## Material shown
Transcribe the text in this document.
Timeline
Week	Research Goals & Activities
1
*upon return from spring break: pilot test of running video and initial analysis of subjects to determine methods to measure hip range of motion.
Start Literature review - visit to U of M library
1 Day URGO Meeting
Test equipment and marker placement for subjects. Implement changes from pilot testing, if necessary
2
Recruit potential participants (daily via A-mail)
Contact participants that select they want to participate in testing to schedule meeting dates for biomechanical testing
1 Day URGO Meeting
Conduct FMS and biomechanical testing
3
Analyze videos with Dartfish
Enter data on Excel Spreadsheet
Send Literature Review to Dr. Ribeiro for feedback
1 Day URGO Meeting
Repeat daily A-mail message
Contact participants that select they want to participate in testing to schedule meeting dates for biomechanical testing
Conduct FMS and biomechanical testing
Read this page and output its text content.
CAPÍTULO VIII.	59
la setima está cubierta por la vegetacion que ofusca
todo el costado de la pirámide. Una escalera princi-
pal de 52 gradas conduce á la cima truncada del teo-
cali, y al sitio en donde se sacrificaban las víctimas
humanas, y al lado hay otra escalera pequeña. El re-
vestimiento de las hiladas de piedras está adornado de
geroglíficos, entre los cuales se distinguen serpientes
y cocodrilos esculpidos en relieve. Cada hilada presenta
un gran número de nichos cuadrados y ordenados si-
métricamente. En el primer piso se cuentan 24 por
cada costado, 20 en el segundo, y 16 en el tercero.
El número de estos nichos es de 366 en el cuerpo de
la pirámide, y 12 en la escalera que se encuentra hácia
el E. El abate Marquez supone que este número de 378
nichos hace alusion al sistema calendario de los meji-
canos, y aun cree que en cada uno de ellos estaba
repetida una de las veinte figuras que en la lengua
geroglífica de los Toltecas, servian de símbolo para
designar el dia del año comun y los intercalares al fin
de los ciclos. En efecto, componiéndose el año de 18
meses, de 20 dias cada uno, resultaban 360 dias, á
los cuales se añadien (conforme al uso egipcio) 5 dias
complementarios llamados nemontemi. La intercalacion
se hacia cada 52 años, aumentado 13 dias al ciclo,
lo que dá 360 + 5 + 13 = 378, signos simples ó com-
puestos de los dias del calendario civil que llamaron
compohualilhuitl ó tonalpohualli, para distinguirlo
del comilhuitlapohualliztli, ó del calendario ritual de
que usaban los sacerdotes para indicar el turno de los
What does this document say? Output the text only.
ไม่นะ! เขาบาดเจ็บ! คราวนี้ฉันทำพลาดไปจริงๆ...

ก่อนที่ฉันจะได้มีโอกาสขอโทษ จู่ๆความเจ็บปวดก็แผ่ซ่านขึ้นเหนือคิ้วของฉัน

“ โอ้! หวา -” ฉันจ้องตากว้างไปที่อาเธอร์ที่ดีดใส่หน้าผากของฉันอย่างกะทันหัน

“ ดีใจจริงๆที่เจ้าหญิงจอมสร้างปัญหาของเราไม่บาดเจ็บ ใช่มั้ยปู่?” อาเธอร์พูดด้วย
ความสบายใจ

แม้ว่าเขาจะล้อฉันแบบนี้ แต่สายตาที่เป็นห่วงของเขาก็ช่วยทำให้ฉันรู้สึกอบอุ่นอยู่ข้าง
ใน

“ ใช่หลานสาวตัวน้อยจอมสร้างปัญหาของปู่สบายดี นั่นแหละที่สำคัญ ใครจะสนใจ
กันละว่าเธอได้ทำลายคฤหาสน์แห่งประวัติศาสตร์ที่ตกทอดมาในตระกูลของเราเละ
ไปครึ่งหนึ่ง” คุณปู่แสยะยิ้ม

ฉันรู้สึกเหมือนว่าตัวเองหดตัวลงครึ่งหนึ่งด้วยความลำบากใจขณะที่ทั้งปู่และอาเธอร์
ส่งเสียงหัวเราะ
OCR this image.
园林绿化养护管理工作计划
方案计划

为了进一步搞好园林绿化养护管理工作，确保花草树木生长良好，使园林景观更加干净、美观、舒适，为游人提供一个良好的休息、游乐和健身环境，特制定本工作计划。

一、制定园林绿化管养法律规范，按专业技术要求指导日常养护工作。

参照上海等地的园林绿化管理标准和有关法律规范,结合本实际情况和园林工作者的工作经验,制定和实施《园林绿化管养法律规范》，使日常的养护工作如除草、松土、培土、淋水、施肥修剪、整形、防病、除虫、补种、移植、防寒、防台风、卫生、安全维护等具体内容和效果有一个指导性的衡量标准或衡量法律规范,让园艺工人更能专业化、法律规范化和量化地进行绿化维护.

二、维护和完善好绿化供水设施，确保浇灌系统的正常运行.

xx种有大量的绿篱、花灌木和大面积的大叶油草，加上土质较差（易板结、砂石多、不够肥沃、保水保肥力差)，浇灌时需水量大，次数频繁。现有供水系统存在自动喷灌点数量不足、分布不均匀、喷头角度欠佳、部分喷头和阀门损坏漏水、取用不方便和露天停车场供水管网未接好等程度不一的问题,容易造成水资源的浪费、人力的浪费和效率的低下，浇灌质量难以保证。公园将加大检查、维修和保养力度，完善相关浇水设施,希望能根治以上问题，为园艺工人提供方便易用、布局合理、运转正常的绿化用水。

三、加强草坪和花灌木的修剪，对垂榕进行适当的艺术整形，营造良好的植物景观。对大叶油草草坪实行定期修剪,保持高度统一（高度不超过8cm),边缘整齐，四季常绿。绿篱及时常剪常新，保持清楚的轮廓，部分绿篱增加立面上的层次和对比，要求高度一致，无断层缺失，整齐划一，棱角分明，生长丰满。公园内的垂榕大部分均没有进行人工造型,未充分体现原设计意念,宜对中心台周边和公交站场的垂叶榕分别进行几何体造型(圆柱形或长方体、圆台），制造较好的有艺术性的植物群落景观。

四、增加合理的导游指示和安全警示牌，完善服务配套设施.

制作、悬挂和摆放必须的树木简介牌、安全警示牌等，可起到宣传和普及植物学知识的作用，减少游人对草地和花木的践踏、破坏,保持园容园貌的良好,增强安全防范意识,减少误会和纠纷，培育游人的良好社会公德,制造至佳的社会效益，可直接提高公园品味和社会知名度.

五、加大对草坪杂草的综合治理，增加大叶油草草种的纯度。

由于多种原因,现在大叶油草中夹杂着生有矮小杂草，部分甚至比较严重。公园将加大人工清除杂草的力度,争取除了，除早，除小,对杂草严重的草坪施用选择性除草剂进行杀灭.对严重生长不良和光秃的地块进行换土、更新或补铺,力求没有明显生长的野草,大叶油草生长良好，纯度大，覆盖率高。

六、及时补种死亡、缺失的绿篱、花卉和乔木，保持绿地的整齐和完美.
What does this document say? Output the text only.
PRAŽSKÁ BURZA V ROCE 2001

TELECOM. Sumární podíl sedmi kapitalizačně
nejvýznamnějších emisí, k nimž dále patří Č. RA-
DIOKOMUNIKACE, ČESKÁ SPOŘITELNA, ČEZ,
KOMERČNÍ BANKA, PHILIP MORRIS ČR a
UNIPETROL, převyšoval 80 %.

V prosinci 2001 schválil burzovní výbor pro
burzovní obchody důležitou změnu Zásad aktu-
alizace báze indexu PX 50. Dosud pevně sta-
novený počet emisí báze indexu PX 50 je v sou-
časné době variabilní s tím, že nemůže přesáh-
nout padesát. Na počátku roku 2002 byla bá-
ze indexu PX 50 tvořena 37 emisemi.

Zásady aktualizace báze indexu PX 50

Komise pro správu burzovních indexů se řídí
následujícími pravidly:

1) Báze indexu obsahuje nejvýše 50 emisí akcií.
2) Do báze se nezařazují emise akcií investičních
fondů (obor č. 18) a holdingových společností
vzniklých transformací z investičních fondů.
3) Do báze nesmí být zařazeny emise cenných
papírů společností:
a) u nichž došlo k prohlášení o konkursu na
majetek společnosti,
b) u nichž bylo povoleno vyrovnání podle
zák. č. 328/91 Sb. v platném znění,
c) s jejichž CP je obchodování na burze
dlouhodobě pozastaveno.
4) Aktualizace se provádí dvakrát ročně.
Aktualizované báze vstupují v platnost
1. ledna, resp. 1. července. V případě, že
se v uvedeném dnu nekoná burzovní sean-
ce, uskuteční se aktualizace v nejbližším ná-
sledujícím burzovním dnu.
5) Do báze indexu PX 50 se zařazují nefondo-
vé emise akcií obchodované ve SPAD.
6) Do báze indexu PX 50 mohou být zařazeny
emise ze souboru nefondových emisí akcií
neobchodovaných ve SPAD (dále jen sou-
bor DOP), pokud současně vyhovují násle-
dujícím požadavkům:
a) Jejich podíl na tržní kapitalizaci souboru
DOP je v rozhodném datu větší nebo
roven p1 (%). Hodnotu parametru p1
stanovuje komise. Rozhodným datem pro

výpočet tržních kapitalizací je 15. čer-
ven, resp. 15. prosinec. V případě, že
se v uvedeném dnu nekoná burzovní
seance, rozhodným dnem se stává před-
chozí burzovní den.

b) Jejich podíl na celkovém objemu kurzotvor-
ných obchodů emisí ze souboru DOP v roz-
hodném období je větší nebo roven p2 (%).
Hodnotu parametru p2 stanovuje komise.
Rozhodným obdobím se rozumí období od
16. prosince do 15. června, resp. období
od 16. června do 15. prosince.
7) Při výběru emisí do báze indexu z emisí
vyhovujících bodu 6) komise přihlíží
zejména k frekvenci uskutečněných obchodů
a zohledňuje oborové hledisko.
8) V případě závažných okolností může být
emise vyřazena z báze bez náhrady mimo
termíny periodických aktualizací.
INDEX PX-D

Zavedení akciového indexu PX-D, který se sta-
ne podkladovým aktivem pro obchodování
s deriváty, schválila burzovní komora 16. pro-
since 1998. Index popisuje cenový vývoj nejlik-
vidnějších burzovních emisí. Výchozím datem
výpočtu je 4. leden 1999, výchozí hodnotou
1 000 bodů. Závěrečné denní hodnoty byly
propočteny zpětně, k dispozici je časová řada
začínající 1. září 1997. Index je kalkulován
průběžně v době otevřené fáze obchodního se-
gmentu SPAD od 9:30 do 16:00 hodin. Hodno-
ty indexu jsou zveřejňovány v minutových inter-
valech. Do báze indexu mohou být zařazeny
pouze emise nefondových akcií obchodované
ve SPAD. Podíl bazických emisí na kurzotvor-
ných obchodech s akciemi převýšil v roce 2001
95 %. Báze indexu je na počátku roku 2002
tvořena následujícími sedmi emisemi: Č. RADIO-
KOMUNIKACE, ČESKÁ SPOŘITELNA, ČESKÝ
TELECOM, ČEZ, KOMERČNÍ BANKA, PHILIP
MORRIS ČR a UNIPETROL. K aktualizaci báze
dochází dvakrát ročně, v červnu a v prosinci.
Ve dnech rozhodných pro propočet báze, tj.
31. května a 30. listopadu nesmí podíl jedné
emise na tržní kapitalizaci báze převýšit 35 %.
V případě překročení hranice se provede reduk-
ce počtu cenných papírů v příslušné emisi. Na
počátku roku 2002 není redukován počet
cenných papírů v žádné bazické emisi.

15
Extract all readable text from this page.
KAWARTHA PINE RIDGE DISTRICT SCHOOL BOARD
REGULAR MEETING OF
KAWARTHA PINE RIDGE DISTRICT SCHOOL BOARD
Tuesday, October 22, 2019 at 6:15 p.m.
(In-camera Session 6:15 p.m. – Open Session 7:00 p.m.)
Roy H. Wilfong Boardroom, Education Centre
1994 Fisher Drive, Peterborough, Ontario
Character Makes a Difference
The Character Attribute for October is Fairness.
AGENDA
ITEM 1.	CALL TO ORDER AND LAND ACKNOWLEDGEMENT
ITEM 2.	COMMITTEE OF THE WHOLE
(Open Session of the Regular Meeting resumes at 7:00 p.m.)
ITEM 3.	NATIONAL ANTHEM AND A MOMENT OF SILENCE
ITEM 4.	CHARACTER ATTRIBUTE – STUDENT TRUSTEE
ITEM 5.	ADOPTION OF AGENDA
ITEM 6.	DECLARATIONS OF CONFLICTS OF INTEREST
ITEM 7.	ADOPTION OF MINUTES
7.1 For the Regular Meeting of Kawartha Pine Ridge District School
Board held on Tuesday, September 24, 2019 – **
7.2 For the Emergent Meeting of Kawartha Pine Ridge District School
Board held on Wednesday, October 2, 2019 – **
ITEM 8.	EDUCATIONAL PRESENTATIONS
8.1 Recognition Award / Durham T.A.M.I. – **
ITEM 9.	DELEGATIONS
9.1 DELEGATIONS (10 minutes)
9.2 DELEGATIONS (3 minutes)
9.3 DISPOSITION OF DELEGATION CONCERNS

## Brief
State the number of lines that contain the string "případě", with no other words.

## Final result
4